## INSTRUCTIONS TO FOLLOW
Reply with one number only: the count of lines below that contain the word "хуями".

——

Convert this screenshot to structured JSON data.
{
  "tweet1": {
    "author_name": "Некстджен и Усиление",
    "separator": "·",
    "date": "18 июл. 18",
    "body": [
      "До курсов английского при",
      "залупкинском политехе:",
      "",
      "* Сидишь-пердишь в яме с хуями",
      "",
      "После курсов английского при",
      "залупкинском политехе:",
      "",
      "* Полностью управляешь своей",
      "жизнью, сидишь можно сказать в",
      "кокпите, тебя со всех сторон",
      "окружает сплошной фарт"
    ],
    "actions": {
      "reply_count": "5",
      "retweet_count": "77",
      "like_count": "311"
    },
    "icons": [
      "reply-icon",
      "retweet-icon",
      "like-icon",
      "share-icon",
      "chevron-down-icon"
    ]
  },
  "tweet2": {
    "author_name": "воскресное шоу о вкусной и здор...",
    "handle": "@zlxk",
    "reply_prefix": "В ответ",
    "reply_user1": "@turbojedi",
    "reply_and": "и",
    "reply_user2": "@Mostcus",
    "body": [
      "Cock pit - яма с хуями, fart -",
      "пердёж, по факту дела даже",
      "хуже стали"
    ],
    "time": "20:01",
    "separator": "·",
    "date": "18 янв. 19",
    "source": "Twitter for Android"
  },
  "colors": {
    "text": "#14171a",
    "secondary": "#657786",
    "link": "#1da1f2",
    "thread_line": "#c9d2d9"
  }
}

——

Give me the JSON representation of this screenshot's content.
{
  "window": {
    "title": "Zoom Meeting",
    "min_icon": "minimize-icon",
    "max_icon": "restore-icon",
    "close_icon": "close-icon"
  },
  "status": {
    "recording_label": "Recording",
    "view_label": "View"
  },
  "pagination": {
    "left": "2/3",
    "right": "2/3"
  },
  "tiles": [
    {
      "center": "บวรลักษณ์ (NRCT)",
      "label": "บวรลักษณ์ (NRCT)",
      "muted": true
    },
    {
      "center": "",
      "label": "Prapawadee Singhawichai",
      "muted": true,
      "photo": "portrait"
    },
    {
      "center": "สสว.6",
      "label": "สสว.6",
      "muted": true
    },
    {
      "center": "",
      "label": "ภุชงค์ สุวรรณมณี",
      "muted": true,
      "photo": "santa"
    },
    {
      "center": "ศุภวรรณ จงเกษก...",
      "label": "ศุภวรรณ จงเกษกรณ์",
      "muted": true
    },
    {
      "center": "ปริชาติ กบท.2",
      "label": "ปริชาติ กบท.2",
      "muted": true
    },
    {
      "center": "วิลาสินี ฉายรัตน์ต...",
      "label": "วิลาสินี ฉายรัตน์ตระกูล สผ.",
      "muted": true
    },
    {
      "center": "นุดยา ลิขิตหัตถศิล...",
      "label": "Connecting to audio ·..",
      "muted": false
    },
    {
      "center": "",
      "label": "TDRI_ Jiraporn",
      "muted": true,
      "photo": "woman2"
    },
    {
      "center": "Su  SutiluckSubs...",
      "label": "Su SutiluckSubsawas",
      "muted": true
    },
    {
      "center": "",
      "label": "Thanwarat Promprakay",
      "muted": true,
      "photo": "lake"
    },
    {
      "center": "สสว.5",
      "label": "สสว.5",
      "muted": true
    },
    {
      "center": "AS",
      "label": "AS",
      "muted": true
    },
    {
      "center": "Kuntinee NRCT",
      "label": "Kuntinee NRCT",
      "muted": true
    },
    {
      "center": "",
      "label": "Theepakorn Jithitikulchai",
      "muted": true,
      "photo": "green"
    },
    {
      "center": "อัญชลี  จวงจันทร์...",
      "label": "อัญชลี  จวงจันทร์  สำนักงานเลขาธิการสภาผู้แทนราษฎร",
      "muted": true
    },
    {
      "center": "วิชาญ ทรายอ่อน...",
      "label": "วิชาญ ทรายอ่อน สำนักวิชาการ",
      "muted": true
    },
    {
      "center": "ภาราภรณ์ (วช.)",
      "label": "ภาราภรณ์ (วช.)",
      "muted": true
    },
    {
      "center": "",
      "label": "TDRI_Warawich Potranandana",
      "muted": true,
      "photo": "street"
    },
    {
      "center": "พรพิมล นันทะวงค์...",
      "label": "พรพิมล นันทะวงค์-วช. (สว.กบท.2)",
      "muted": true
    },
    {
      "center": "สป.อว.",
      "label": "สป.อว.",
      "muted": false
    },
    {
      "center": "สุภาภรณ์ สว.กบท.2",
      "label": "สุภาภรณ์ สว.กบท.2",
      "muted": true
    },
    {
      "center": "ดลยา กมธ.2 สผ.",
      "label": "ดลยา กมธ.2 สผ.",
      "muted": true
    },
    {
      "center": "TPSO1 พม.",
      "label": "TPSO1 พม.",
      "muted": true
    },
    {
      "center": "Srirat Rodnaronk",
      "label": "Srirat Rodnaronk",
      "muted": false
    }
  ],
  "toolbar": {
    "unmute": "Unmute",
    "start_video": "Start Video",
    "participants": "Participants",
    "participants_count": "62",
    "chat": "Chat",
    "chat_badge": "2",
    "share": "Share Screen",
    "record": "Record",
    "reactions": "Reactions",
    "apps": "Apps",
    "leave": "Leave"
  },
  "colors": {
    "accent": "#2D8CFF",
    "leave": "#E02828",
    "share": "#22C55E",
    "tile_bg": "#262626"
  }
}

——

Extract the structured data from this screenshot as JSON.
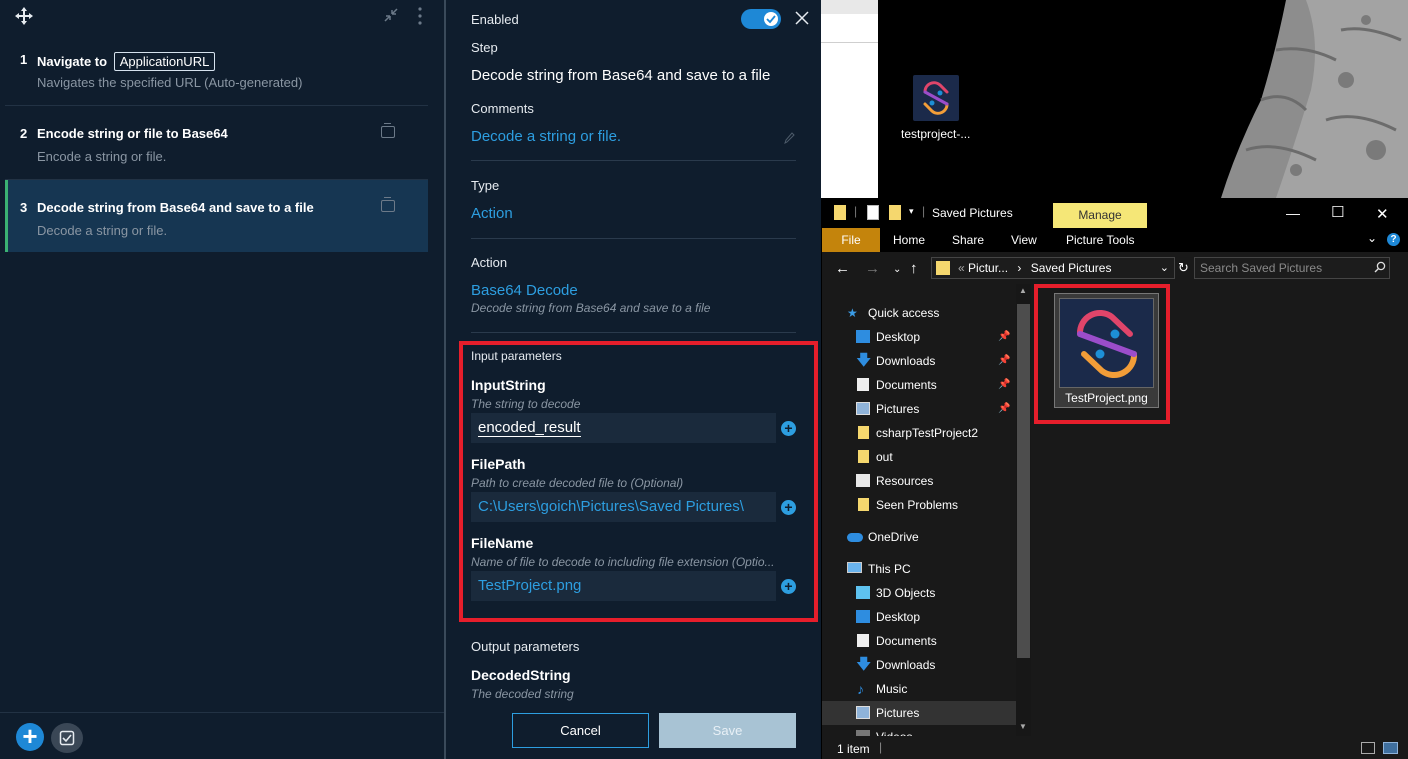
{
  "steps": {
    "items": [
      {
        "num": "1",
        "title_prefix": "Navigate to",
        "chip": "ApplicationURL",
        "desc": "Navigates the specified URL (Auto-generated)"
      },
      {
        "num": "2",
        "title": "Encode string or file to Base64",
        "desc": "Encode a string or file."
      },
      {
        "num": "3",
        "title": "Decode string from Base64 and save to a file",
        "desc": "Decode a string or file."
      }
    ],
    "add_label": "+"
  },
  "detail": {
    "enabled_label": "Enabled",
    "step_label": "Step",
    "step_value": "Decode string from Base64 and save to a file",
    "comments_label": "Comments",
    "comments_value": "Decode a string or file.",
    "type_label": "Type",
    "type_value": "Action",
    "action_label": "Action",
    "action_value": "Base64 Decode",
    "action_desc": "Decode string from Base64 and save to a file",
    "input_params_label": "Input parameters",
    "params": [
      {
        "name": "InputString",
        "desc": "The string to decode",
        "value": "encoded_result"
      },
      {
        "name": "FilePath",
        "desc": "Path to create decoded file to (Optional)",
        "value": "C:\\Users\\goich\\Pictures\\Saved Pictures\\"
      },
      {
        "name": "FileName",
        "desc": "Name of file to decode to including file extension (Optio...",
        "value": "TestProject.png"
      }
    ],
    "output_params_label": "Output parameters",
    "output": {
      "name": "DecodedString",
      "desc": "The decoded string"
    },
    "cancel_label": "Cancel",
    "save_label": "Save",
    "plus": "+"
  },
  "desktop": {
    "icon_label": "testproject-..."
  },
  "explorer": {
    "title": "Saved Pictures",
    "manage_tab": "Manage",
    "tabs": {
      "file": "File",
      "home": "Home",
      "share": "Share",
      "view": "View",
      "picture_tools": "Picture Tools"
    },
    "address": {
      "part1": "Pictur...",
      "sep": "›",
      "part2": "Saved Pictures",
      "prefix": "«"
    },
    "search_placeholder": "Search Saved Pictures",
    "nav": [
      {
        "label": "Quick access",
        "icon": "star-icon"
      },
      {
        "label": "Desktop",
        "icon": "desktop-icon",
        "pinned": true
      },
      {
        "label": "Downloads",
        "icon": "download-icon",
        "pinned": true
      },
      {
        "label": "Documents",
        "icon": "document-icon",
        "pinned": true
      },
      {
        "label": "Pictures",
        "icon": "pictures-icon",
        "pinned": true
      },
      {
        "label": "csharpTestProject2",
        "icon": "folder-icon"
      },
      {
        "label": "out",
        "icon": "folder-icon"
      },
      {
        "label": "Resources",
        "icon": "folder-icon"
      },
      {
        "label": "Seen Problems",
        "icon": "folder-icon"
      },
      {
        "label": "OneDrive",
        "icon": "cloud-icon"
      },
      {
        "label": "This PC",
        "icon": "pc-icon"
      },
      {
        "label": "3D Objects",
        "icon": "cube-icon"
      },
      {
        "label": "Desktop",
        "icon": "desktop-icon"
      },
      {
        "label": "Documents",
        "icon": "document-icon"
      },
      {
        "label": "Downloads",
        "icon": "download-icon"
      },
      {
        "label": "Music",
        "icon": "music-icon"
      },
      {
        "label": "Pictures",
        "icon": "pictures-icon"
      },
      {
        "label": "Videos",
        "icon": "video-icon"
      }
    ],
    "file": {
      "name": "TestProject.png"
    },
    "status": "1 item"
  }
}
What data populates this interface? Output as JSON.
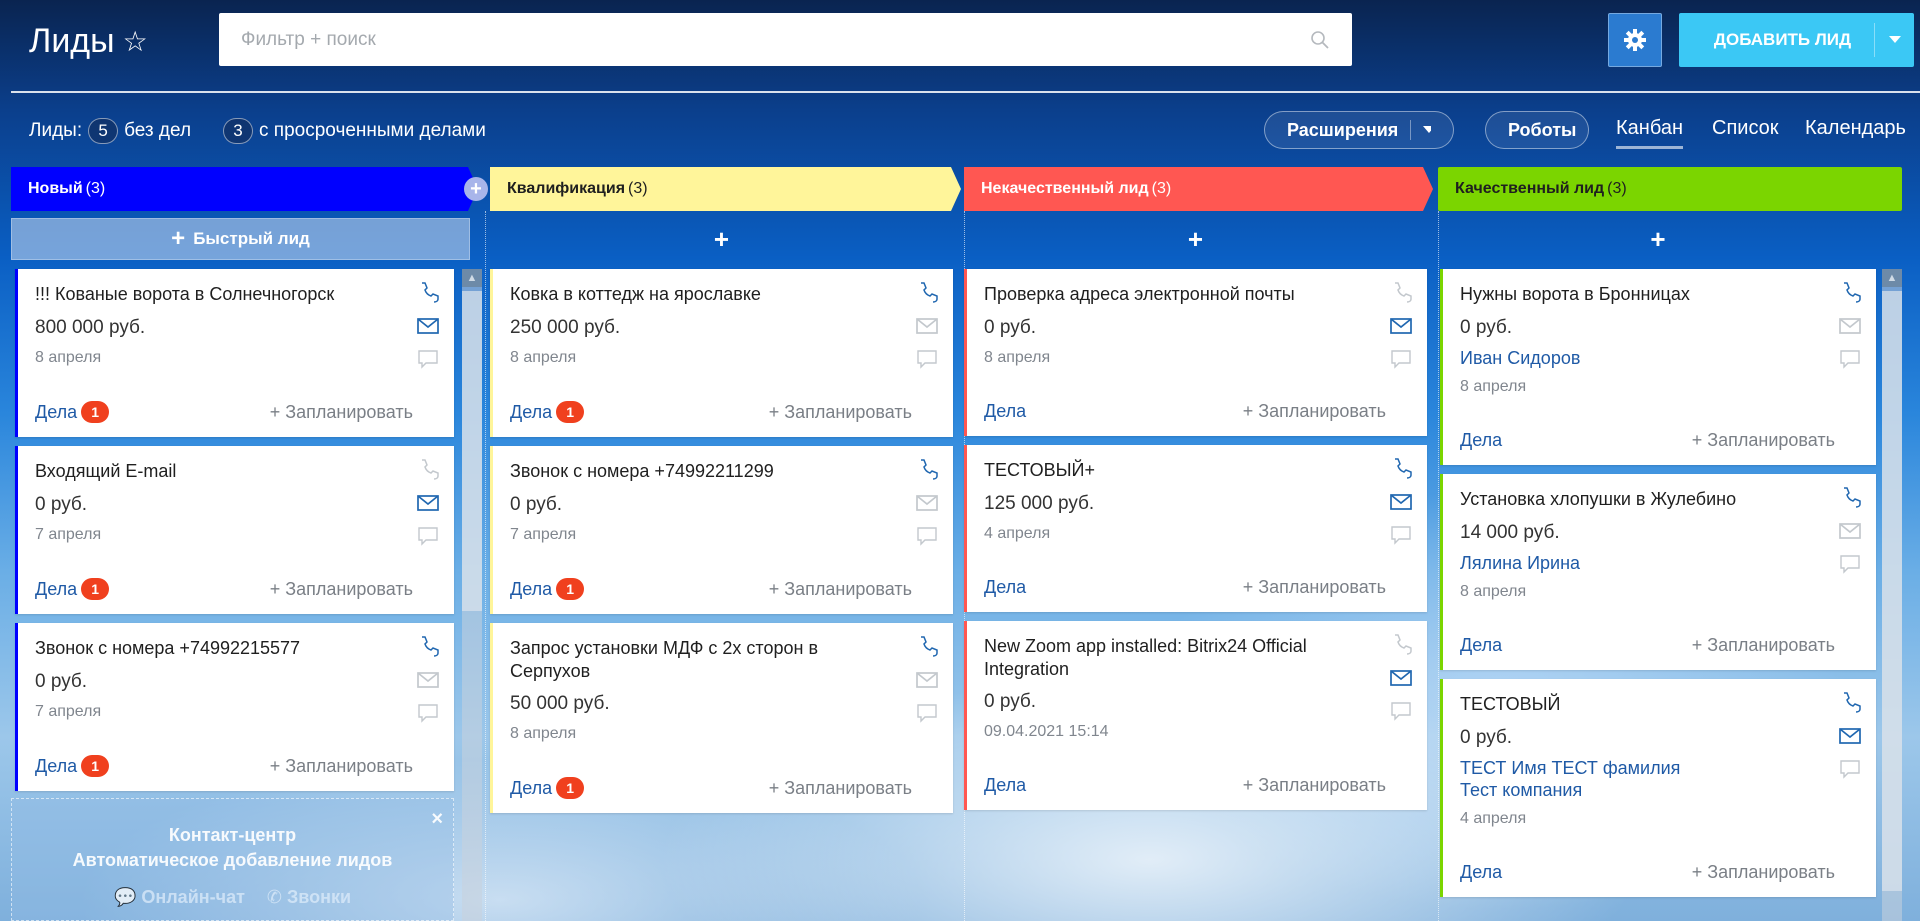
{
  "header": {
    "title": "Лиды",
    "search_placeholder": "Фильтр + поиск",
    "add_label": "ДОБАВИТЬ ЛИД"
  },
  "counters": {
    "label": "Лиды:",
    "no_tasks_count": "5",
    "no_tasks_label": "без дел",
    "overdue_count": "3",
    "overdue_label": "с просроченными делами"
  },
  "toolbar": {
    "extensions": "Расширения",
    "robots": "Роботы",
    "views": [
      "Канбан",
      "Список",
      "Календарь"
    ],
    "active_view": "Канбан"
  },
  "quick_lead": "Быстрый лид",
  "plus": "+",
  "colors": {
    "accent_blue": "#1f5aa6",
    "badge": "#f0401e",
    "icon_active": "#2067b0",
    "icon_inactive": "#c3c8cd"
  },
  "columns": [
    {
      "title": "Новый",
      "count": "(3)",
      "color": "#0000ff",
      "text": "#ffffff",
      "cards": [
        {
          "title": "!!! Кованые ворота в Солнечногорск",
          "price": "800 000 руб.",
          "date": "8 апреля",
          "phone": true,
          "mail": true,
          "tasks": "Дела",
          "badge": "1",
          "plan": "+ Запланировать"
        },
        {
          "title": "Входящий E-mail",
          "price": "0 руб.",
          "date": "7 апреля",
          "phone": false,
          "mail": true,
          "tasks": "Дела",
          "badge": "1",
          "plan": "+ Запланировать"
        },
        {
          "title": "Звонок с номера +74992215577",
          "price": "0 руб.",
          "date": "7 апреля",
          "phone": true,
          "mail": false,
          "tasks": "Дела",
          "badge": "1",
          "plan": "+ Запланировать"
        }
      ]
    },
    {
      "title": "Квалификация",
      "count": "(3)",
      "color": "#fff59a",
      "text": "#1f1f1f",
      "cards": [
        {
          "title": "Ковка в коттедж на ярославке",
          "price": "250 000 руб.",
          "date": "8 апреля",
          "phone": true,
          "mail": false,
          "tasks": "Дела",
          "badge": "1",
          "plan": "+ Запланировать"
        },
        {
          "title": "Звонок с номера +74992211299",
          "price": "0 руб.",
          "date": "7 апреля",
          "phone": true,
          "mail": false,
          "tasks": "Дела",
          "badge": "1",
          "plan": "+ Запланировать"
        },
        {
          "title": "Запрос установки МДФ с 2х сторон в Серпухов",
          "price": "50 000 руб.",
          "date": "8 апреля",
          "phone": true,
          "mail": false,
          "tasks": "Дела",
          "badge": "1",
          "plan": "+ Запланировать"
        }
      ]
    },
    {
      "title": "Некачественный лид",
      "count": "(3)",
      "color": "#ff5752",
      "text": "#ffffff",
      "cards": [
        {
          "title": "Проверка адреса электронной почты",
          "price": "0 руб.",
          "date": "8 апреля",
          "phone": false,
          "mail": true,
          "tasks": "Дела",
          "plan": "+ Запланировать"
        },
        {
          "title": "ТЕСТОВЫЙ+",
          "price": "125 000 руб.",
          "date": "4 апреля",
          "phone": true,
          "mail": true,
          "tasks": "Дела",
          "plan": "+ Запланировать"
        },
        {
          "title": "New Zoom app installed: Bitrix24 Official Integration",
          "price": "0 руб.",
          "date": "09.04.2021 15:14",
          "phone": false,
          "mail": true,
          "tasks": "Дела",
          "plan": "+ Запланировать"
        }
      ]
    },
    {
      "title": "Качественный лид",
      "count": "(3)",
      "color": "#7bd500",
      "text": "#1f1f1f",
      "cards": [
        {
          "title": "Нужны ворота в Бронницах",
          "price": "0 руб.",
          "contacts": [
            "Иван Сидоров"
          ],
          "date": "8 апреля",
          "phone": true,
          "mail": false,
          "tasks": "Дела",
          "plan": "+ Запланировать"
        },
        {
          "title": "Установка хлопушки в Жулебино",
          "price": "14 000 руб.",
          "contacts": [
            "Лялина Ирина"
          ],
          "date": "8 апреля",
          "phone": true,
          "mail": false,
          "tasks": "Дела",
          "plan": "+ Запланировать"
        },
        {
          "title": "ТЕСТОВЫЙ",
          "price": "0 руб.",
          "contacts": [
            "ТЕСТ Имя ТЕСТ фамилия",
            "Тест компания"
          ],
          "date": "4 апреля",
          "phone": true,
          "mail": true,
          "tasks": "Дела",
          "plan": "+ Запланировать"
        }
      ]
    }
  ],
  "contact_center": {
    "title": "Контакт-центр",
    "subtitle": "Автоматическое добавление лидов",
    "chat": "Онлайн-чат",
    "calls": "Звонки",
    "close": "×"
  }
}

——

## ANSWER
2